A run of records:
- - - -

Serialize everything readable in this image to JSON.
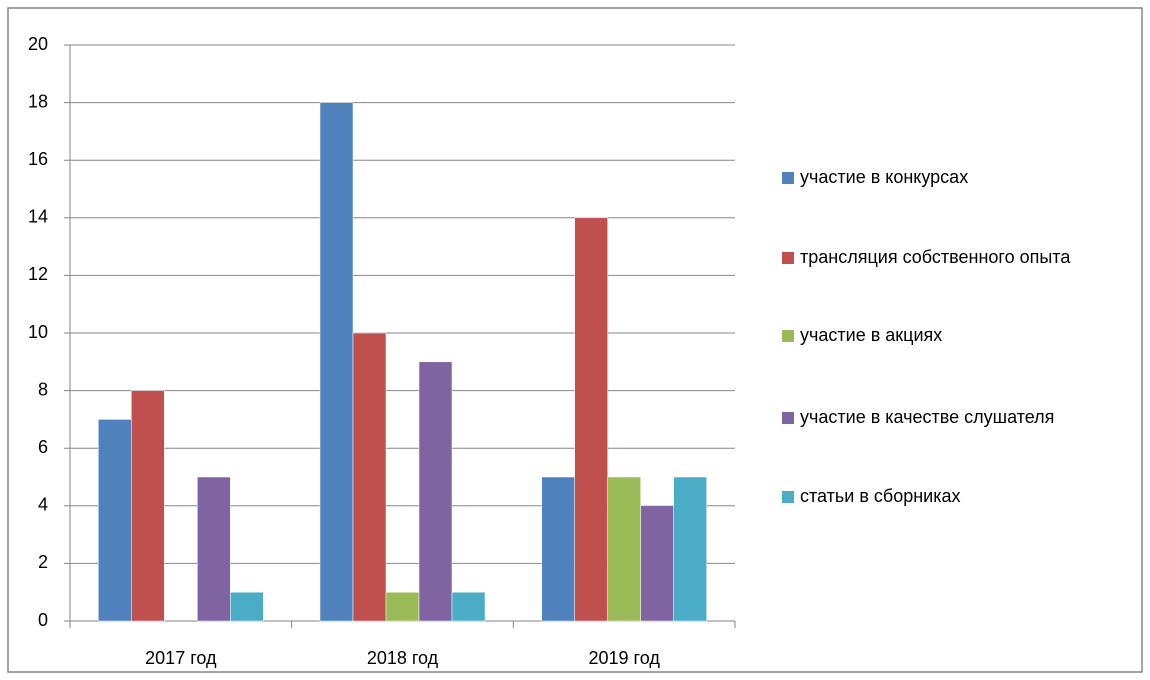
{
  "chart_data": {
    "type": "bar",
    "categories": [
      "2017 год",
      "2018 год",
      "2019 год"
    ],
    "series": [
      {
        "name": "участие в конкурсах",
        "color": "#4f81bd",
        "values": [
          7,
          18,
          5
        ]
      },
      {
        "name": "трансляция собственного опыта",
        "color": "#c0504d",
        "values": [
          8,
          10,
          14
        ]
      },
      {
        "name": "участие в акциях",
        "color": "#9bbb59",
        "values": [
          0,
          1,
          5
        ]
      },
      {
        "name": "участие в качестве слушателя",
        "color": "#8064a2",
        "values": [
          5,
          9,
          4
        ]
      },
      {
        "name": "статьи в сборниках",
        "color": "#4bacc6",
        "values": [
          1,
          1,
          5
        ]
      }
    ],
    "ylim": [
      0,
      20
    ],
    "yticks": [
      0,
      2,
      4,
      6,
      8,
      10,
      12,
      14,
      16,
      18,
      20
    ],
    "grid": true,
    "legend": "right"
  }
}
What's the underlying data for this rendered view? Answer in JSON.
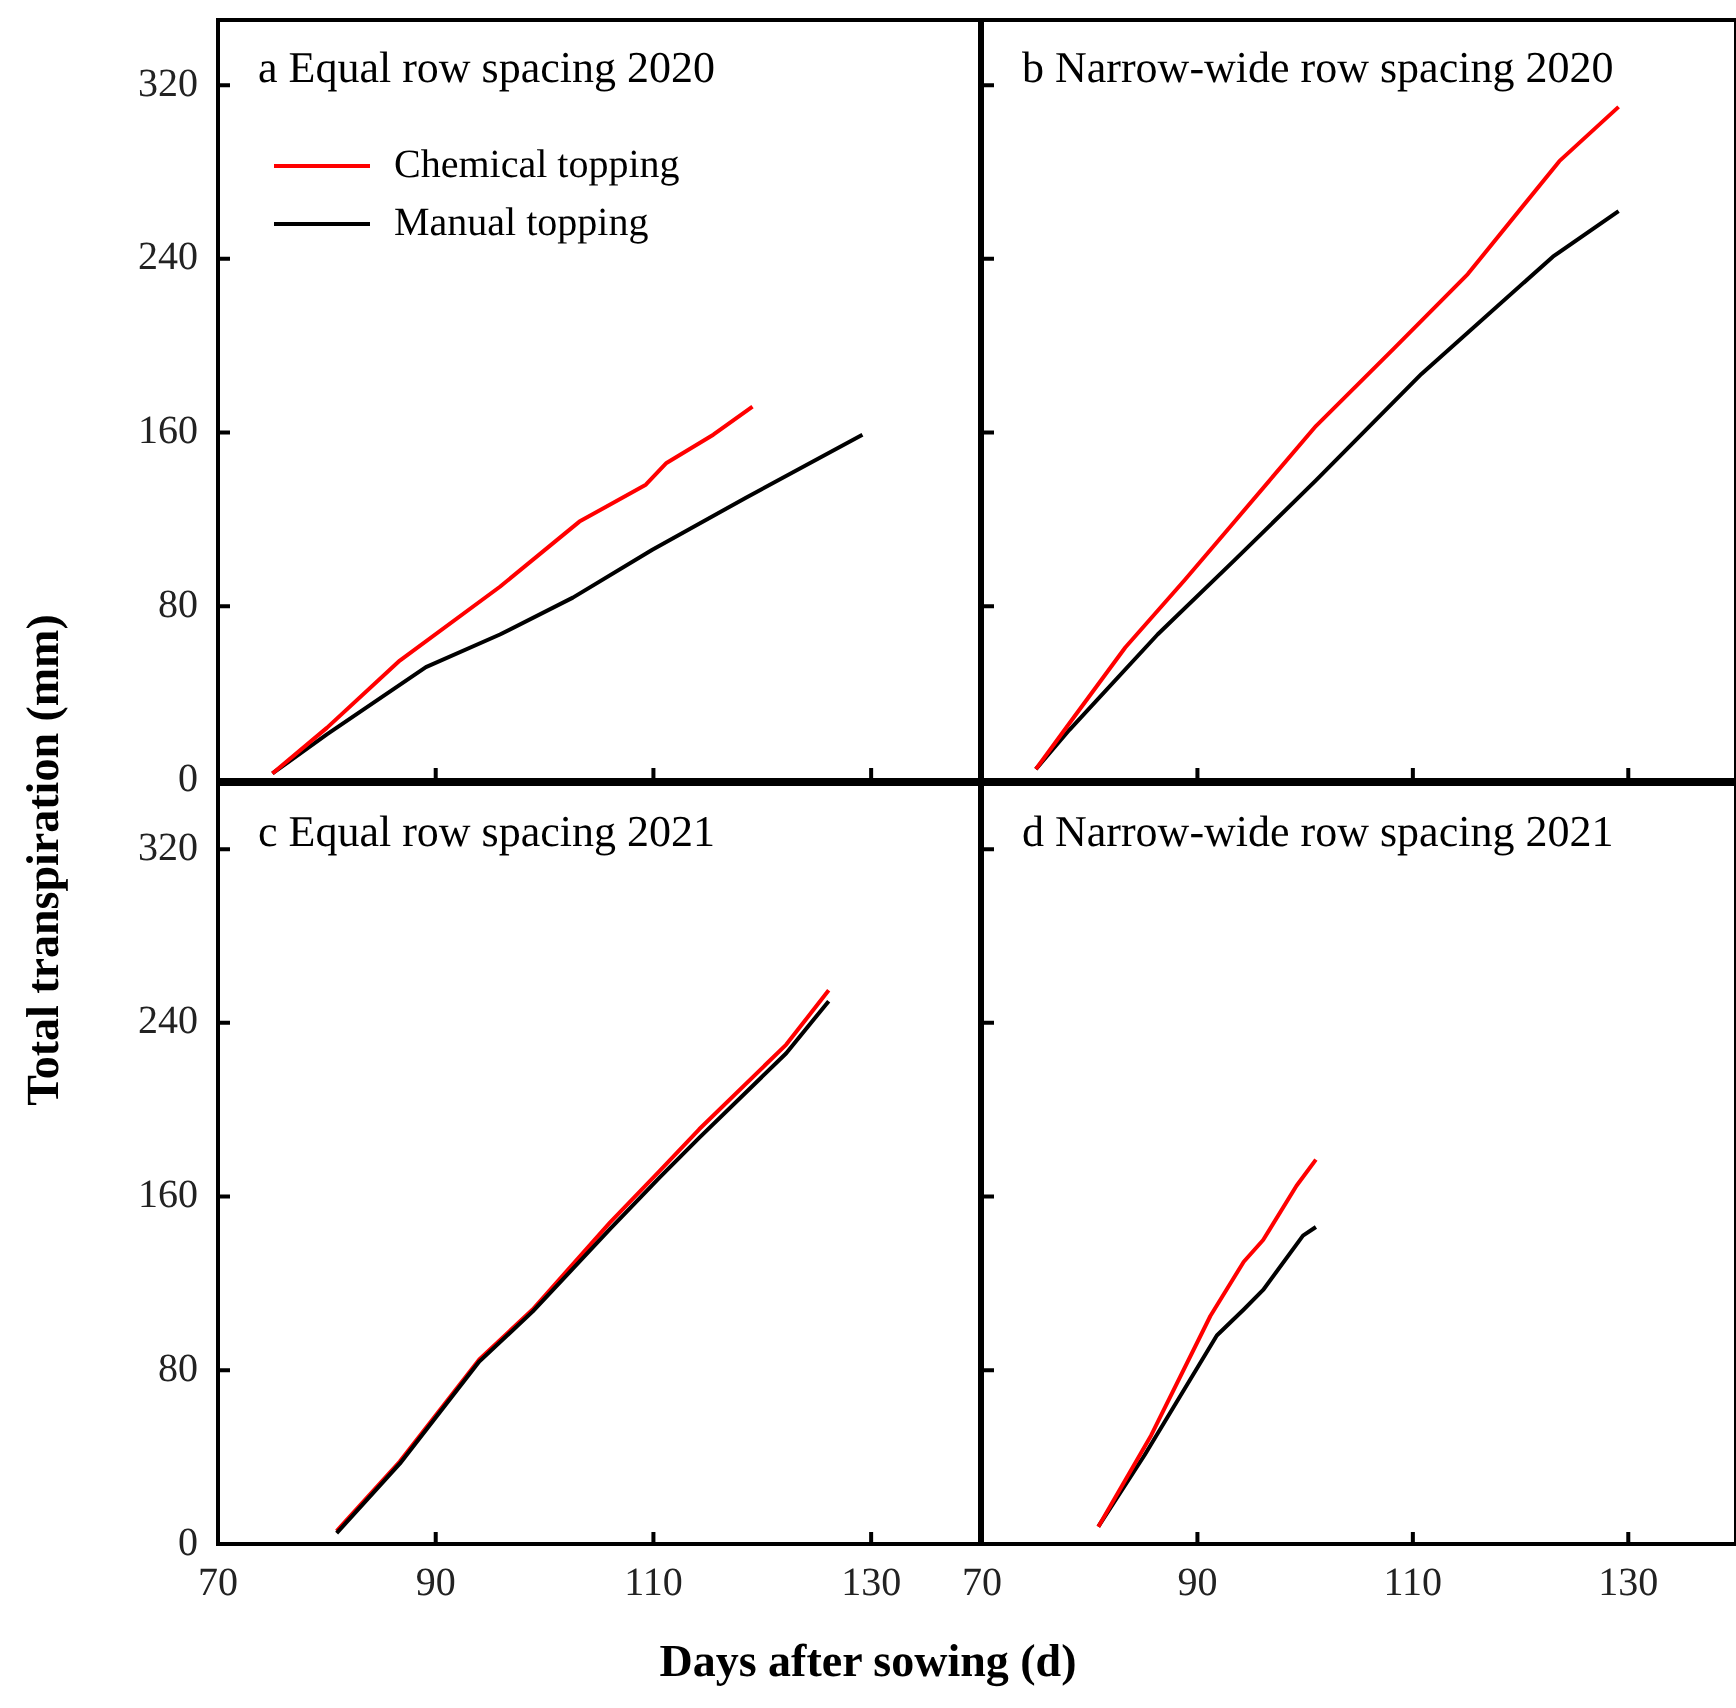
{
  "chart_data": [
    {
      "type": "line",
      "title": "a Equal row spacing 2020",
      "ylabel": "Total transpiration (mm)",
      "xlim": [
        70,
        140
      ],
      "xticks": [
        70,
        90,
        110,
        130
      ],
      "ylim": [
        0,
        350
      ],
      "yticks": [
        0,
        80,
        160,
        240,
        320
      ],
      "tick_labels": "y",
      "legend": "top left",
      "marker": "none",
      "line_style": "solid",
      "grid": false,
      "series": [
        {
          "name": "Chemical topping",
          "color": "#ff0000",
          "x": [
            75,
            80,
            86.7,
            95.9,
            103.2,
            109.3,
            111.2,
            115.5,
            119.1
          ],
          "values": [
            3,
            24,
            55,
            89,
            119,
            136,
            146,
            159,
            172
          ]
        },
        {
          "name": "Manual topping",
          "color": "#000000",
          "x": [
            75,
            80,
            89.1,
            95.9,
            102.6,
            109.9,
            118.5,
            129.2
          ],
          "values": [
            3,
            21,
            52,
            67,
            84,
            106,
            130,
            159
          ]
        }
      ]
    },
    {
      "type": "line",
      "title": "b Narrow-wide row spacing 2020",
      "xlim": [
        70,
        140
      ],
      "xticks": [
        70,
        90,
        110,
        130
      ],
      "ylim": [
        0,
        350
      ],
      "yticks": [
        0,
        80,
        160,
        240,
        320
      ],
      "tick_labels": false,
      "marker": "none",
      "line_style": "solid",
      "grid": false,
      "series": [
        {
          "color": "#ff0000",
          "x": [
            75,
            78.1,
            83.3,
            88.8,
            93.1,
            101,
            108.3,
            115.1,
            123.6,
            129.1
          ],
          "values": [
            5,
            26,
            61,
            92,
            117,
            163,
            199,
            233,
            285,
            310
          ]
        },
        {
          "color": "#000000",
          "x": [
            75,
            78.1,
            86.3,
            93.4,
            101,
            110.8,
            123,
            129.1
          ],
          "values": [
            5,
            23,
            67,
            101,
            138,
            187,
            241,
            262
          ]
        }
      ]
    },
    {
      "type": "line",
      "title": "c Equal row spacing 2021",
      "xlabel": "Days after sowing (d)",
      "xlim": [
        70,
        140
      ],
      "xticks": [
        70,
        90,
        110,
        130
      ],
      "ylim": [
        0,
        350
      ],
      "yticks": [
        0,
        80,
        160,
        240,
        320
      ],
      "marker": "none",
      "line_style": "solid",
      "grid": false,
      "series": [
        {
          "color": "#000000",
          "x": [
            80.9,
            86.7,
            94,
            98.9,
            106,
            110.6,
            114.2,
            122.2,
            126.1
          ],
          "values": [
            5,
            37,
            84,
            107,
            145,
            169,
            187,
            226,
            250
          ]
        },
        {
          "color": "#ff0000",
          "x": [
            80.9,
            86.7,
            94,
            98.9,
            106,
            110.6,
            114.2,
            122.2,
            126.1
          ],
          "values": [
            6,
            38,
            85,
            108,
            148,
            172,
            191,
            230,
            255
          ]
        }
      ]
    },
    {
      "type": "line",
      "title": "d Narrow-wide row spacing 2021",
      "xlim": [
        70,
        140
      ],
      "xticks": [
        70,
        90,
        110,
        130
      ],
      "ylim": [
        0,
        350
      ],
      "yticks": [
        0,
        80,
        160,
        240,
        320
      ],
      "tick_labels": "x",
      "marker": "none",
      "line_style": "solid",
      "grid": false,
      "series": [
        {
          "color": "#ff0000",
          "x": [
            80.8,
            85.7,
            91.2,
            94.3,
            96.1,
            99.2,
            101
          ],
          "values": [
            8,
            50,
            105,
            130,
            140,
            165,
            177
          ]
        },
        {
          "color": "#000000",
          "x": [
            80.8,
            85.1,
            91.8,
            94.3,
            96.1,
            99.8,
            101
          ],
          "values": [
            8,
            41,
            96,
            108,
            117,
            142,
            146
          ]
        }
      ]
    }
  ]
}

- - - -

▶ Required task
Transcribe the whole listing exactly. Pictures stay out of your copy.

▶ Reply to the task
Serialize everything readable in this image to JSON.
{
  "chart_data": {
    "type": "bar",
    "categories": [
      "2017 год",
      "2018 год",
      "2019 год"
    ],
    "series": [
      {
        "name": "участие в конкурсах",
        "color": "#4f81bd",
        "values": [
          7,
          18,
          5
        ]
      },
      {
        "name": "трансляция собственного опыта",
        "color": "#c0504d",
        "values": [
          8,
          10,
          14
        ]
      },
      {
        "name": "участие в акциях",
        "color": "#9bbb59",
        "values": [
          0,
          1,
          5
        ]
      },
      {
        "name": "участие в качестве слушателя",
        "color": "#8064a2",
        "values": [
          5,
          9,
          4
        ]
      },
      {
        "name": "статьи в сборниках",
        "color": "#4bacc6",
        "values": [
          1,
          1,
          5
        ]
      }
    ],
    "ylim": [
      0,
      20
    ],
    "yticks": [
      0,
      2,
      4,
      6,
      8,
      10,
      12,
      14,
      16,
      18,
      20
    ],
    "grid": true,
    "legend": "right"
  }
}
What's the underlying data for this rendered view? Answer in JSON.
{
  "chart_data": [
    {
      "type": "line",
      "title": "a Equal row spacing 2020",
      "ylabel": "Total transpiration (mm)",
      "xlim": [
        70,
        140
      ],
      "xticks": [
        70,
        90,
        110,
        130
      ],
      "ylim": [
        0,
        350
      ],
      "yticks": [
        0,
        80,
        160,
        240,
        320
      ],
      "tick_labels": "y",
      "legend": "top left",
      "marker": "none",
      "line_style": "solid",
      "grid": false,
      "series": [
        {
          "name": "Chemical topping",
          "color": "#ff0000",
          "x": [
            75,
            80,
            86.7,
            95.9,
            103.2,
            109.3,
            111.2,
            115.5,
            119.1
          ],
          "values": [
            3,
            24,
            55,
            89,
            119,
            136,
            146,
            159,
            172
          ]
        },
        {
          "name": "Manual topping",
          "color": "#000000",
          "x": [
            75,
            80,
            89.1,
            95.9,
            102.6,
            109.9,
            118.5,
            129.2
          ],
          "values": [
            3,
            21,
            52,
            67,
            84,
            106,
            130,
            159
          ]
        }
      ]
    },
    {
      "type": "line",
      "title": "b Narrow-wide row spacing 2020",
      "xlim": [
        70,
        140
      ],
      "xticks": [
        70,
        90,
        110,
        130
      ],
      "ylim": [
        0,
        350
      ],
      "yticks": [
        0,
        80,
        160,
        240,
        320
      ],
      "tick_labels": false,
      "marker": "none",
      "line_style": "solid",
      "grid": false,
      "series": [
        {
          "color": "#ff0000",
          "x": [
            75,
            78.1,
            83.3,
            88.8,
            93.1,
            101,
            108.3,
            115.1,
            123.6,
            129.1
          ],
          "values": [
            5,
            26,
            61,
            92,
            117,
            163,
            199,
            233,
            285,
            310
          ]
        },
        {
          "color": "#000000",
          "x": [
            75,
            78.1,
            86.3,
            93.4,
            101,
            110.8,
            123,
            129.1
          ],
          "values": [
            5,
            23,
            67,
            101,
            138,
            187,
            241,
            262
          ]
        }
      ]
    },
    {
      "type": "line",
      "title": "c Equal row spacing 2021",
      "xlabel": "Days after sowing (d)",
      "xlim": [
        70,
        140
      ],
      "xticks": [
        70,
        90,
        110,
        130
      ],
      "ylim": [
        0,
        350
      ],
      "yticks": [
        0,
        80,
        160,
        240,
        320
      ],
      "marker": "none",
      "line_style": "solid",
      "grid": false,
      "series": [
        {
          "color": "#000000",
          "x": [
            80.9,
            86.7,
            94,
            98.9,
            106,
            110.6,
            114.2,
            122.2,
            126.1
          ],
          "values": [
            5,
            37,
            84,
            107,
            145,
            169,
            187,
            226,
            250
          ]
        },
        {
          "color": "#ff0000",
          "x": [
            80.9,
            86.7,
            94,
            98.9,
            106,
            110.6,
            114.2,
            122.2,
            126.1
          ],
          "values": [
            6,
            38,
            85,
            108,
            148,
            172,
            191,
            230,
            255
          ]
        }
      ]
    },
    {
      "type": "line",
      "title": "d Narrow-wide row spacing 2021",
      "xlim": [
        70,
        140
      ],
      "xticks": [
        70,
        90,
        110,
        130
      ],
      "ylim": [
        0,
        350
      ],
      "yticks": [
        0,
        80,
        160,
        240,
        320
      ],
      "tick_labels": "x",
      "marker": "none",
      "line_style": "solid",
      "grid": false,
      "series": [
        {
          "color": "#ff0000",
          "x": [
            80.8,
            85.7,
            91.2,
            94.3,
            96.1,
            99.2,
            101
          ],
          "values": [
            8,
            50,
            105,
            130,
            140,
            165,
            177
          ]
        },
        {
          "color": "#000000",
          "x": [
            80.8,
            85.1,
            91.8,
            94.3,
            96.1,
            99.8,
            101
          ],
          "values": [
            8,
            41,
            96,
            108,
            117,
            142,
            146
          ]
        }
      ]
    }
  ]
}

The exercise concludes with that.